» The task
Below is a block of records: output all of them exactly and leave out the pictures.

+++ Data for the task

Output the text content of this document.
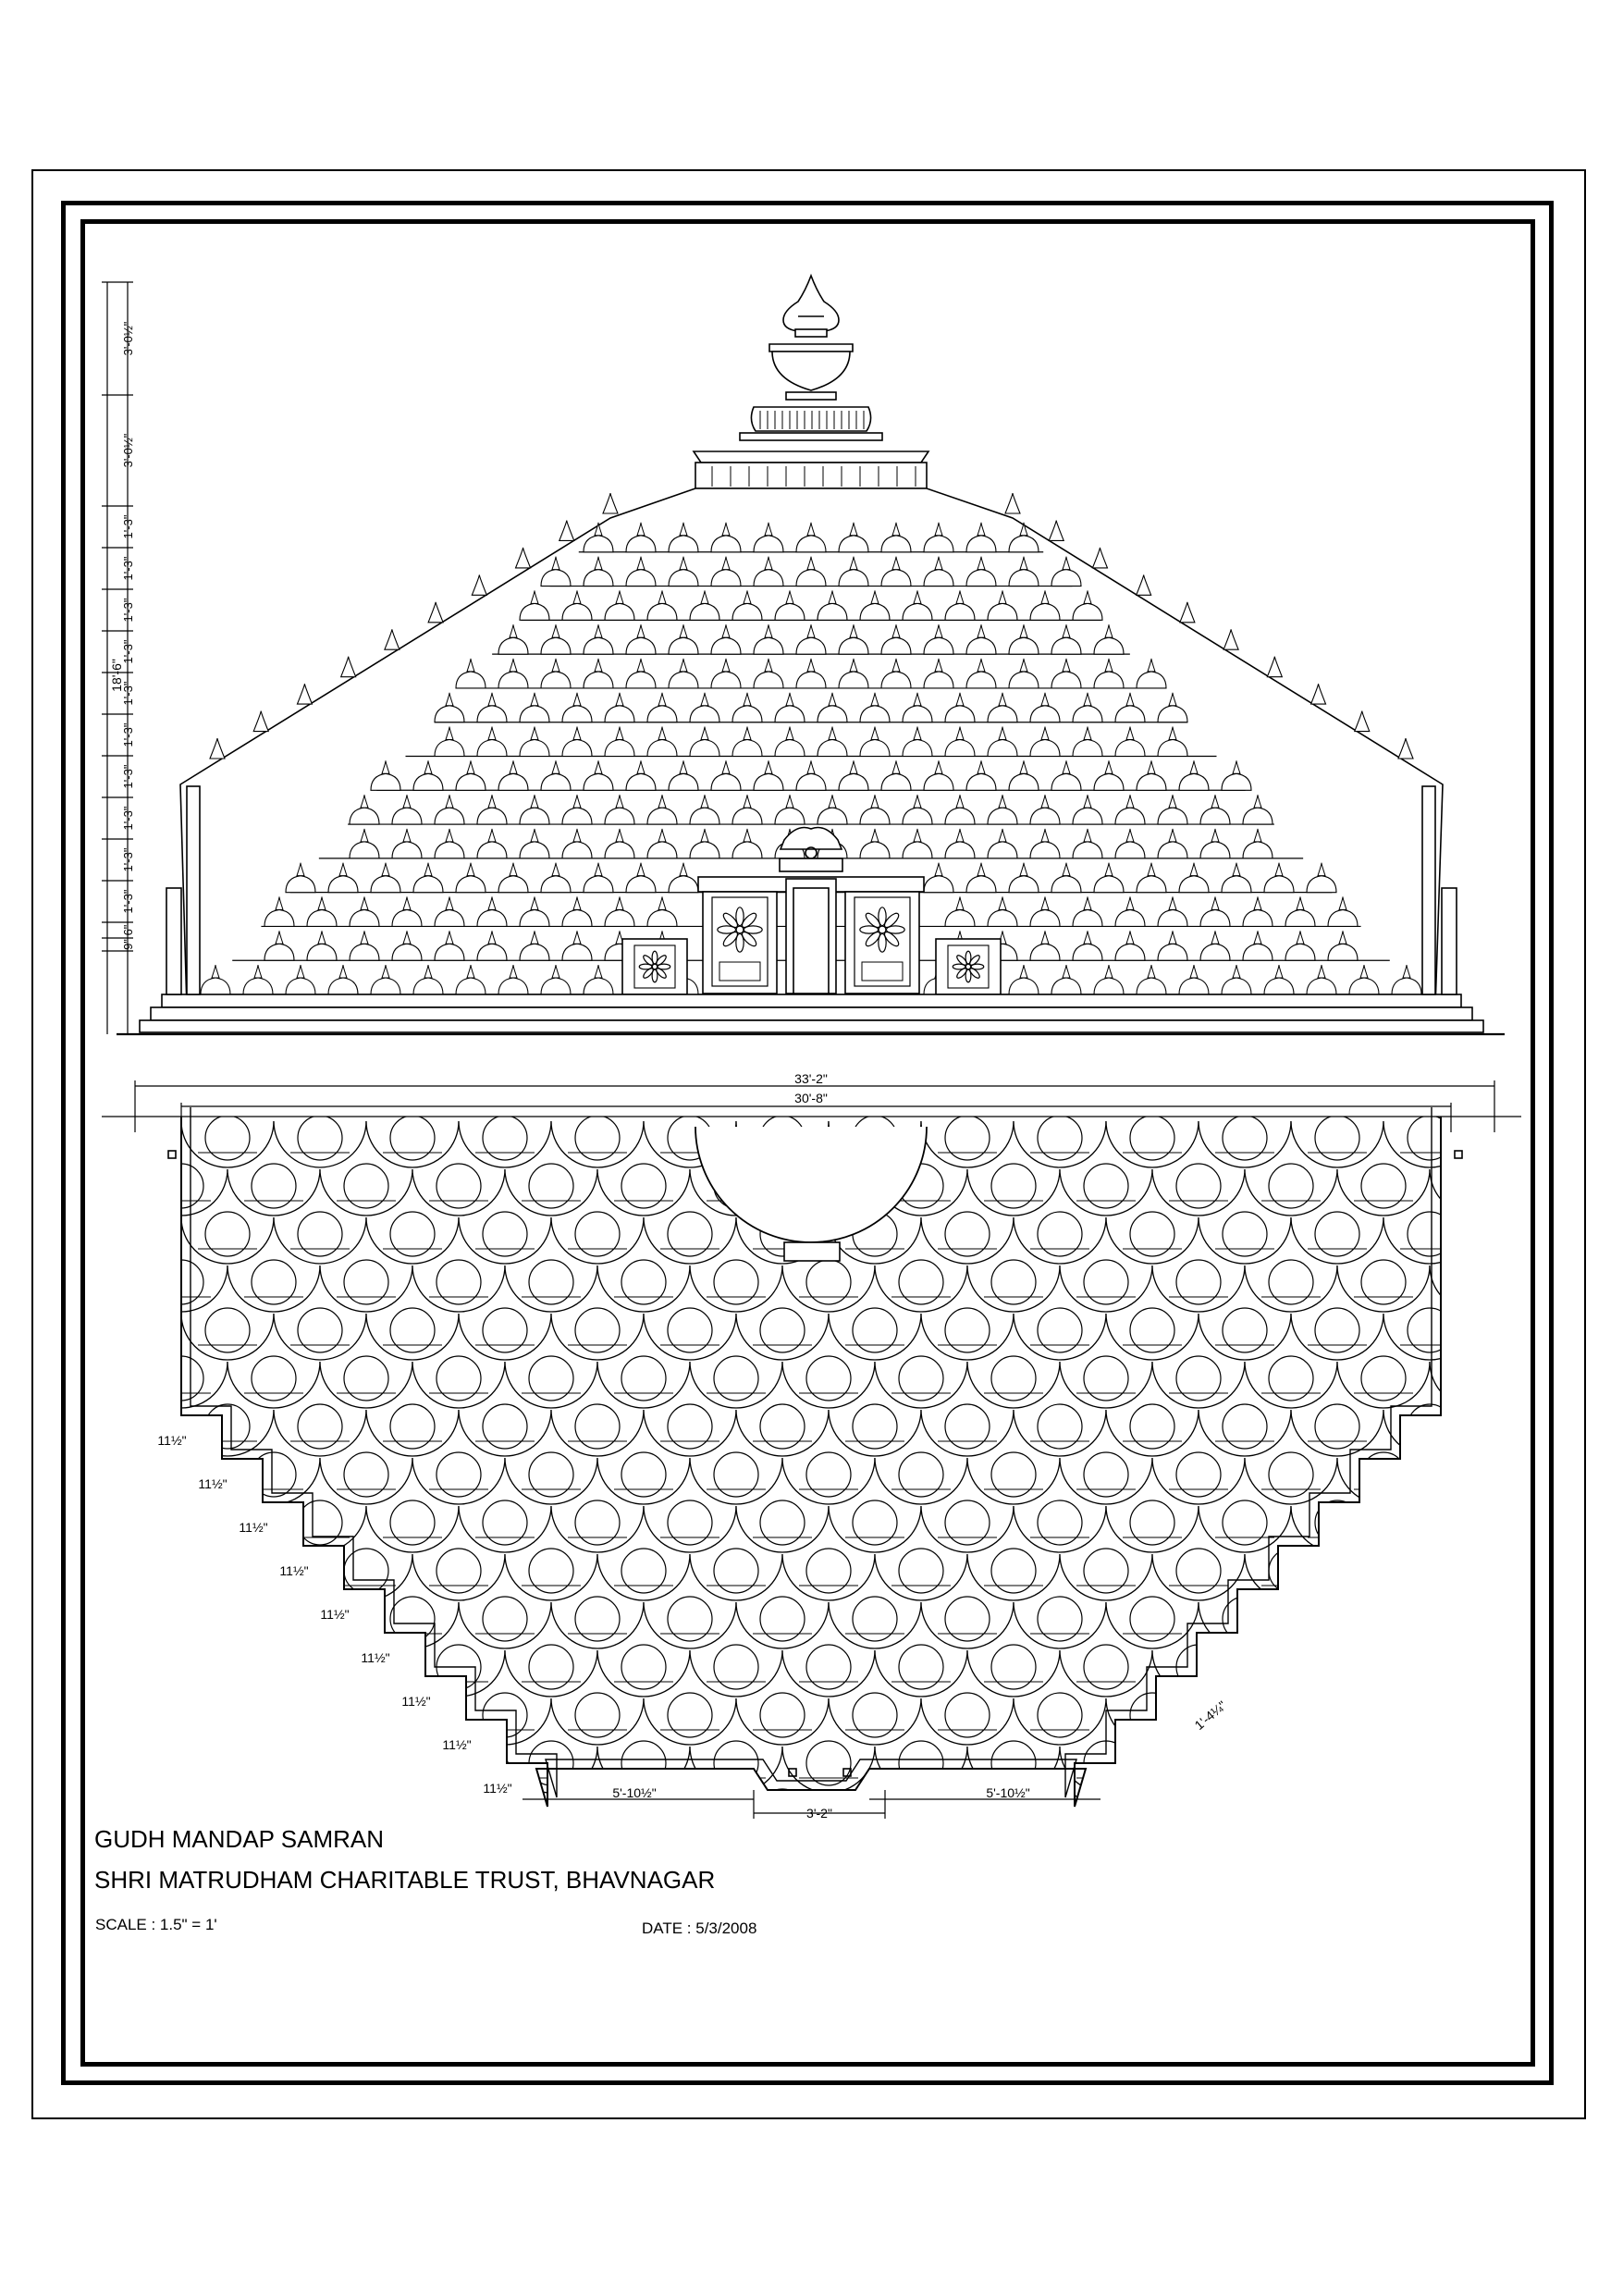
18'-6"
3'-0½"
3'-0½"
1'-3"
1'-3"
1'-3"
1'-3"
1'-3"
1'-3"
1'-3"
1'-3"
1'-3"
1'-3"
6"
9"
33'-2"
30'-8"
5'-10½"
3'-2"
5'-10½"
1'-4¼"
11½"
11½"
11½"
11½"
11½"
11½"
11½"
11½"
11½"
GUDH MANDAP SAMRAN
SHRI MATRUDHAM CHARITABLE TRUST, BHAVNAGAR
SCALE : 1.5" = 1'	DATE : 5/3/2008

++++++

» Completed task
Output the text content of this document.
18'-6"
3'-0½"
3'-0½"
1'-3"
1'-3"
1'-3"
1'-3"
1'-3"
1'-3"
1'-3"
1'-3"
1'-3"
1'-3"
6"
9"
33'-2"
30'-8"
5'-10½"
3'-2"
5'-10½"
1'-4¼"
11½"
11½"
11½"
11½"
11½"
11½"
11½"
11½"
11½"
GUDH MANDAP SAMRAN
SHRI MATRUDHAM CHARITABLE TRUST, BHAVNAGAR
SCALE : 1.5" = 1'	DATE : 5/3/2008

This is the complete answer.